Un concept intéressant sur le papier, que Léa Mysius aurait donc pu nettement mieux exploiter.
Là où sa sensibilité de cinéaste prend en revanche sa pleine mesure, c’est bien dans sa direction d’acteurs. En particulier dans sa manière de filmer et mettre en scène Noée Abita, crevant de belle manière l’écran en déployant un jeu très nuancé tout en fragilité, pour peu que l’on passe par-dessus cette sempiternelle moue boudeuse qui semble avoir fait école depuis Adèle Exarchopoulos dans La Vie d’Adèle.
Si l’on pourra tiquer sur l’écriture des monologues prononcés par le personnage d’Ava (le syndrome de faire parler des enfants avec des mots d’adultes), le reste des dialogues se montre lui suffisamment crédible pour que l’on s’attache aisément à la plupart d’entre eux, ce qui était pourtant loin d’être gagné au regard de leur dimension archétypale tout de même très prononcée.

• [OBJECTIFS]:
(1) Reproduisez fidèlement le passage de l'extrait de critique situé entre "Un concept intéressant" et "même très prononcée.", ces deux bornes comprises.
(2) D'après l'extrait de critique, quelle actrice Léa Mysius filme-t-elle et met-elle en scène ? Répondez en quelques mots, s'il vous plaît.
Les entrées placées ici forment un matériau distinct de l'extrait de critique.

• [ENTRÉES FOURNIES]:
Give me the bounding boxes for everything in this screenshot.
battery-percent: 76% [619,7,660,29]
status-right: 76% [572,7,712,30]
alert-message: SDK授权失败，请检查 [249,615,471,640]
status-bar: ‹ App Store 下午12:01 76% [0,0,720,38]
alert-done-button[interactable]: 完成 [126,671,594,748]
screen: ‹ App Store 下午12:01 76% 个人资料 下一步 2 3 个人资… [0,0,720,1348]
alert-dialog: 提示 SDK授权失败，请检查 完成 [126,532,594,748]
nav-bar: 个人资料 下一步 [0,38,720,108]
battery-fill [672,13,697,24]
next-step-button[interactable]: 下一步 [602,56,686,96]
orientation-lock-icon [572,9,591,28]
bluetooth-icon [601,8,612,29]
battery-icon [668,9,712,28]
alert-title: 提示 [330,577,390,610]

• [CORRIGÉ DES EXERCICES]:
(1)
Un concept intéressant sur le papier, que Léa Mysius aurait donc pu nettement mieux exploiter.
Là où sa sensibilité de cinéaste prend en revanche sa pleine mesure, c’est bien dans sa direction d’acteurs. En particulier dans sa manière de filmer et mettre en scène Noée Abita, crevant de belle manière l’écran en déployant un jeu très nuancé tout en fragilité, pour peu que l’on passe par-dessus cette sempiternelle moue boudeuse qui semble avoir fait école depuis Adèle Exarchopoulos dans La Vie d’Adèle.
Si l’on pourra tiquer sur l’écriture des monologues prononcés par le personnage d’Ava (le syndrome de faire parler des enfants avec des mots d’adultes), le reste des dialogues se montre lui suffisamment crédible pour que l’on s’attache aisément à la plupart d’entre eux, ce qui était pourtant loin d’être gagné au regard de leur dimension archétypale tout de même très prononcée.

(2) Noée Abita.